## Exercise aim
Print all entries word for word.

## Records supplied
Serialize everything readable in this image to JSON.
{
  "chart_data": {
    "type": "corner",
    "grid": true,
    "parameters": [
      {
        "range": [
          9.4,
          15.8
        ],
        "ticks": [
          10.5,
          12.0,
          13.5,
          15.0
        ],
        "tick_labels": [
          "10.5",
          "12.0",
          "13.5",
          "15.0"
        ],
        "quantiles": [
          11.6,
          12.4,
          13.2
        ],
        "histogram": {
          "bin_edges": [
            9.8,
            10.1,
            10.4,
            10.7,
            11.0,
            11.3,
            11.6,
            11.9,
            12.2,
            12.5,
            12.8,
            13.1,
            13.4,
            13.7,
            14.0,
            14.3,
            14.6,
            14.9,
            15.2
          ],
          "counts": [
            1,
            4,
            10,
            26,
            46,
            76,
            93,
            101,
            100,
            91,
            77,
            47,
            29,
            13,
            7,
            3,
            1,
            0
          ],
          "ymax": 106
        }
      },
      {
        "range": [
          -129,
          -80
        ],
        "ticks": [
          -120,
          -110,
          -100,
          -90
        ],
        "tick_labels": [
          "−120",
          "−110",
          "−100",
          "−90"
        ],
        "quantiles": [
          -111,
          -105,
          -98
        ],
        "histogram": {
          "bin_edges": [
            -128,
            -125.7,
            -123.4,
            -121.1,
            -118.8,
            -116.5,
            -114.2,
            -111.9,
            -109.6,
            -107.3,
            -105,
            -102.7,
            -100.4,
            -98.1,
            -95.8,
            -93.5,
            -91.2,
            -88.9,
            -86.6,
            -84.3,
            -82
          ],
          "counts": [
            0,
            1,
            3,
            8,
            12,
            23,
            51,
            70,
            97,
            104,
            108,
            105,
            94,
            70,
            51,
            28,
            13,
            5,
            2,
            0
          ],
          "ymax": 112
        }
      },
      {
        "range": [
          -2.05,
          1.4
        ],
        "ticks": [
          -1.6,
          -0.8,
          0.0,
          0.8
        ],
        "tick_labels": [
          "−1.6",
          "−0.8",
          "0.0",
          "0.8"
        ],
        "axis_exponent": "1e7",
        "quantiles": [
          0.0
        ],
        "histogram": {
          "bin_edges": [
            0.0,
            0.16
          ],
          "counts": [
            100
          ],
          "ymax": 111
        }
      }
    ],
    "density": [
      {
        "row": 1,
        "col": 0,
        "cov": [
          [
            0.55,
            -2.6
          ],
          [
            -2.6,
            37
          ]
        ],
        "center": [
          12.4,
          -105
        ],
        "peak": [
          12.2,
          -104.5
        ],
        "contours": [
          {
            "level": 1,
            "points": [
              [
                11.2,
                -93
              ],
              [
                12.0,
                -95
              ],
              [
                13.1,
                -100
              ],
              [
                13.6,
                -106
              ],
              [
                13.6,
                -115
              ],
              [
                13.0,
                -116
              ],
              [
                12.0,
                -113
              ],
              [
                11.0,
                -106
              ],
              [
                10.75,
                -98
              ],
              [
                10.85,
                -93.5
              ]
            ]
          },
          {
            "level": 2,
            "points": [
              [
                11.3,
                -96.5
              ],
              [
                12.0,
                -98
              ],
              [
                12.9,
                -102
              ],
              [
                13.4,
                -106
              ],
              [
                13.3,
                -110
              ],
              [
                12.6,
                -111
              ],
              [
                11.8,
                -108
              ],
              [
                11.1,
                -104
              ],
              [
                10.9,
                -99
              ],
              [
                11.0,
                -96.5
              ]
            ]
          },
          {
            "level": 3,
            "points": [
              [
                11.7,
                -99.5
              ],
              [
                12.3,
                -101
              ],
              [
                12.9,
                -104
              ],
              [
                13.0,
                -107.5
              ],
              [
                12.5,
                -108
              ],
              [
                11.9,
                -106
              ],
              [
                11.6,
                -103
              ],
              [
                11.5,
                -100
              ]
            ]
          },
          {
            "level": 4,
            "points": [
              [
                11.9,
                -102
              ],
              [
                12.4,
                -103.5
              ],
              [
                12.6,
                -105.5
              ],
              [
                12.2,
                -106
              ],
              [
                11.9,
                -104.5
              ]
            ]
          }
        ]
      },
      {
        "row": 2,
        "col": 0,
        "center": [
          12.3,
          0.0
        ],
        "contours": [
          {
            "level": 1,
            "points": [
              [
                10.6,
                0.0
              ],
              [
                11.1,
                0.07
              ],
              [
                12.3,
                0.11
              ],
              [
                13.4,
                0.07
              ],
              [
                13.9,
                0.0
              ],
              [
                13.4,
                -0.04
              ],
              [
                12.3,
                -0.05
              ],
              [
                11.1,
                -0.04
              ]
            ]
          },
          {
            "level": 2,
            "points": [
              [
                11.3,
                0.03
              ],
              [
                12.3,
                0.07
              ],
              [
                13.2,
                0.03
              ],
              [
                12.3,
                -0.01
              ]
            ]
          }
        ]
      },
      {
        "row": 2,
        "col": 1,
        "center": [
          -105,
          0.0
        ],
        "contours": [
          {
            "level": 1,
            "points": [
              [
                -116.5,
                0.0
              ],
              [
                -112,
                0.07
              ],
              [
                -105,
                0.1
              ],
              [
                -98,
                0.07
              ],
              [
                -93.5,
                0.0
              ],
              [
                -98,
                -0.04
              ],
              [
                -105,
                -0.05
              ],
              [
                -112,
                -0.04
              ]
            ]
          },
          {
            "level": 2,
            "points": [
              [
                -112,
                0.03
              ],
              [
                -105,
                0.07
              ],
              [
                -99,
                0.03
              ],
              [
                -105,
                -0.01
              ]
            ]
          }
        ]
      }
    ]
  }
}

## Reply to the task
Serialize everything readable in this image to JSON.
{
  "chart_data": {
    "type": "corner",
    "grid": true,
    "parameters": [
      {
        "range": [
          9.4,
          15.8
        ],
        "ticks": [
          10.5,
          12.0,
          13.5,
          15.0
        ],
        "tick_labels": [
          "10.5",
          "12.0",
          "13.5",
          "15.0"
        ],
        "quantiles": [
          11.6,
          12.4,
          13.2
        ],
        "histogram": {
          "bin_edges": [
            9.8,
            10.1,
            10.4,
            10.7,
            11.0,
            11.3,
            11.6,
            11.9,
            12.2,
            12.5,
            12.8,
            13.1,
            13.4,
            13.7,
            14.0,
            14.3,
            14.6,
            14.9,
            15.2
          ],
          "counts": [
            1,
            4,
            10,
            26,
            46,
            76,
            93,
            101,
            100,
            91,
            77,
            47,
            29,
            13,
            7,
            3,
            1,
            0
          ],
          "ymax": 106
        }
      },
      {
        "range": [
          -129,
          -80
        ],
        "ticks": [
          -120,
          -110,
          -100,
          -90
        ],
        "tick_labels": [
          "−120",
          "−110",
          "−100",
          "−90"
        ],
        "quantiles": [
          -111,
          -105,
          -98
        ],
        "histogram": {
          "bin_edges": [
            -128,
            -125.7,
            -123.4,
            -121.1,
            -118.8,
            -116.5,
            -114.2,
            -111.9,
            -109.6,
            -107.3,
            -105,
            -102.7,
            -100.4,
            -98.1,
            -95.8,
            -93.5,
            -91.2,
            -88.9,
            -86.6,
            -84.3,
            -82
          ],
          "counts": [
            0,
            1,
            3,
            8,
            12,
            23,
            51,
            70,
            97,
            104,
            108,
            105,
            94,
            70,
            51,
            28,
            13,
            5,
            2,
            0
          ],
          "ymax": 112
        }
      },
      {
        "range": [
          -2.05,
          1.4
        ],
        "ticks": [
          -1.6,
          -0.8,
          0.0,
          0.8
        ],
        "tick_labels": [
          "−1.6",
          "−0.8",
          "0.0",
          "0.8"
        ],
        "axis_exponent": "1e7",
        "quantiles": [
          0.0
        ],
        "histogram": {
          "bin_edges": [
            0.0,
            0.16
          ],
          "counts": [
            100
          ],
          "ymax": 111
        }
      }
    ],
    "density": [
      {
        "row": 1,
        "col": 0,
        "cov": [
          [
            0.55,
            -2.6
          ],
          [
            -2.6,
            37
          ]
        ],
        "center": [
          12.4,
          -105
        ],
        "peak": [
          12.2,
          -104.5
        ],
        "contours": [
          {
            "level": 1,
            "points": [
              [
                11.2,
                -93
              ],
              [
                12.0,
                -95
              ],
              [
                13.1,
                -100
              ],
              [
                13.6,
                -106
              ],
              [
                13.6,
                -115
              ],
              [
                13.0,
                -116
              ],
              [
                12.0,
                -113
              ],
              [
                11.0,
                -106
              ],
              [
                10.75,
                -98
              ],
              [
                10.85,
                -93.5
              ]
            ]
          },
          {
            "level": 2,
            "points": [
              [
                11.3,
                -96.5
              ],
              [
                12.0,
                -98
              ],
              [
                12.9,
                -102
              ],
              [
                13.4,
                -106
              ],
              [
                13.3,
                -110
              ],
              [
                12.6,
                -111
              ],
              [
                11.8,
                -108
              ],
              [
                11.1,
                -104
              ],
              [
                10.9,
                -99
              ],
              [
                11.0,
                -96.5
              ]
            ]
          },
          {
            "level": 3,
            "points": [
              [
                11.7,
                -99.5
              ],
              [
                12.3,
                -101
              ],
              [
                12.9,
                -104
              ],
              [
                13.0,
                -107.5
              ],
              [
                12.5,
                -108
              ],
              [
                11.9,
                -106
              ],
              [
                11.6,
                -103
              ],
              [
                11.5,
                -100
              ]
            ]
          },
          {
            "level": 4,
            "points": [
              [
                11.9,
                -102
              ],
              [
                12.4,
                -103.5
              ],
              [
                12.6,
                -105.5
              ],
              [
                12.2,
                -106
              ],
              [
                11.9,
                -104.5
              ]
            ]
          }
        ]
      },
      {
        "row": 2,
        "col": 0,
        "center": [
          12.3,
          0.0
        ],
        "contours": [
          {
            "level": 1,
            "points": [
              [
                10.6,
                0.0
              ],
              [
                11.1,
                0.07
              ],
              [
                12.3,
                0.11
              ],
              [
                13.4,
                0.07
              ],
              [
                13.9,
                0.0
              ],
              [
                13.4,
                -0.04
              ],
              [
                12.3,
                -0.05
              ],
              [
                11.1,
                -0.04
              ]
            ]
          },
          {
            "level": 2,
            "points": [
              [
                11.3,
                0.03
              ],
              [
                12.3,
                0.07
              ],
              [
                13.2,
                0.03
              ],
              [
                12.3,
                -0.01
              ]
            ]
          }
        ]
      },
      {
        "row": 2,
        "col": 1,
        "center": [
          -105,
          0.0
        ],
        "contours": [
          {
            "level": 1,
            "points": [
              [
                -116.5,
                0.0
              ],
              [
                -112,
                0.07
              ],
              [
                -105,
                0.1
              ],
              [
                -98,
                0.07
              ],
              [
                -93.5,
                0.0
              ],
              [
                -98,
                -0.04
              ],
              [
                -105,
                -0.05
              ],
              [
                -112,
                -0.04
              ]
            ]
          },
          {
            "level": 2,
            "points": [
              [
                -112,
                0.03
              ],
              [
                -105,
                0.07
              ],
              [
                -99,
                0.03
              ],
              [
                -105,
                -0.01
              ]
            ]
          }
        ]
      }
    ]
  }
}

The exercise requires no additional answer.